## DATA FOR THIS TASK

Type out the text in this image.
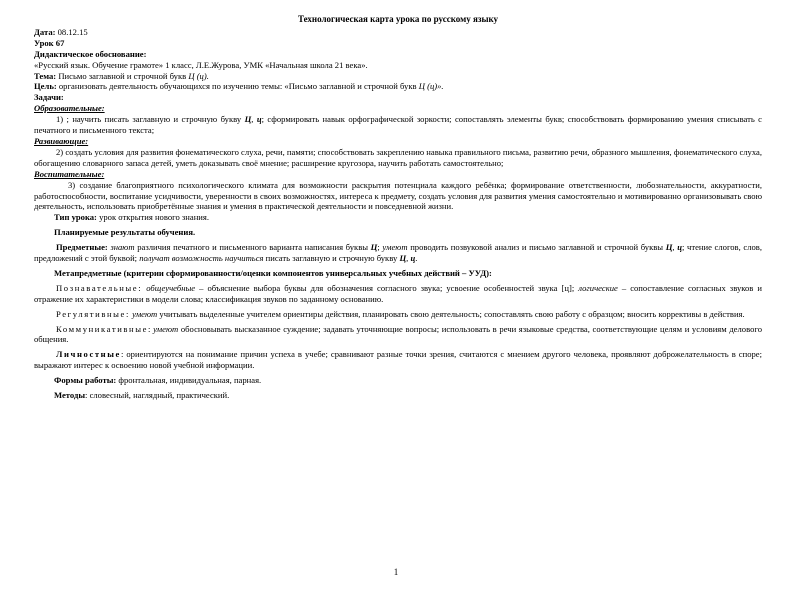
Технологическая карта урока по русскому языку
Дата: 08.12.15
Урок 67
Дидактическое обоснование:
«Русский язык. Обучение грамоте» 1 класс, Л.Е.Журова, УМК «Начальная школа 21 века».
Тема: Письмо заглавной и строчной букв Ц (ц).
Цель: организовать деятельность обучающихся по изучению темы: «Письмо заглавной и строчной букв Ц (ц)».
Задачи:
Образовательные:
1) ; научить писать заглавную и строчную букву Ц, ц; сформировать навык орфографической зоркости; сопоставлять элементы букв; способствовать формированию умения списывать с печатного и письменного текста;
Развивающие:
2) создать условия для развития фонематического слуха, речи, памяти; способствовать закреплению навыка правильного письма, развитию речи, образного мышления, фонематического слуха, обогащению словарного запаса детей, уметь доказывать своё мнение; расширение кругозора, научить работать самостоятельно;
Воспитательные:
3) создание благоприятного психологического климата для возможности раскрытия потенциала каждого ребёнка; формирование ответственности, любознательности, аккуратности, работоспособности, воспитание усидчивости, уверенности в своих возможностях, интереса к предмету, создать условия для развития умения самостоятельно и мотивированно организовывать свою деятельность, использовать приобретённые знания и умения в практической деятельности и повседневной жизни.
Тип урока: урок открытия нового знания.
Планируемые результаты обучения.
Предметные: знают различия печатного и письменного варианта написания буквы Ц; умеют проводить позвуковой анализ и письмо заглавной и строчной буквы Ц, ц; чтение слогов, слов, предложений с этой буквой; получат возможность научиться писать заглавную и строчную букву Ц, ц.
Метапредметные (критерии сформированности/оценки компонентов универсальных учебных действий – УУД):
Познавательные: общеучебные – объяснение выбора буквы для обозначения согласного звука; усвоение особенностей звука [ц]; логические – сопоставление согласных звуков и отражение их характеристики в модели слова; классификация звуков по заданному основанию.
Регулятивные: умеют учитывать выделенные учителем ориентиры действия, планировать свою деятельность; сопоставлять свою работу с образцом; вносить коррективы в действия.
Коммуникативные: умеют обосновывать высказанное суждение; задавать уточняющие вопросы; использовать в речи языковые средства, соответствующие целям и условиям делового общения.
Личностные: ориентируются на понимание причин успеха в учебе; сравнивают разные точки зрения, считаются с мнением другого человека, проявляют доброжелательность в споре; выражают интерес к освоению новой учебной информации.
Формы работы: фронтальная, индивидуальная, парная.
Методы: словесный, наглядный, практический.
1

## WHAT YOU WILL DO
Look through the entries above; copy each line where the string "строчную" appears.

## TASK SOLUTION
1) ; научить писать заглавную и строчную букву Ц, ц; сформировать навык орфографической зоркости; сопоставлять элементы букв; способствовать формированию умения списывать с печатного и письменного текста;
Предметные: знают различия печатного и письменного варианта написания буквы Ц; умеют проводить позвуковой анализ и письмо заглавной и строчной буквы Ц, ц; чтение слогов, слов, предложений с этой буквой; получат возможность научиться писать заглавную и строчную букву Ц, ц.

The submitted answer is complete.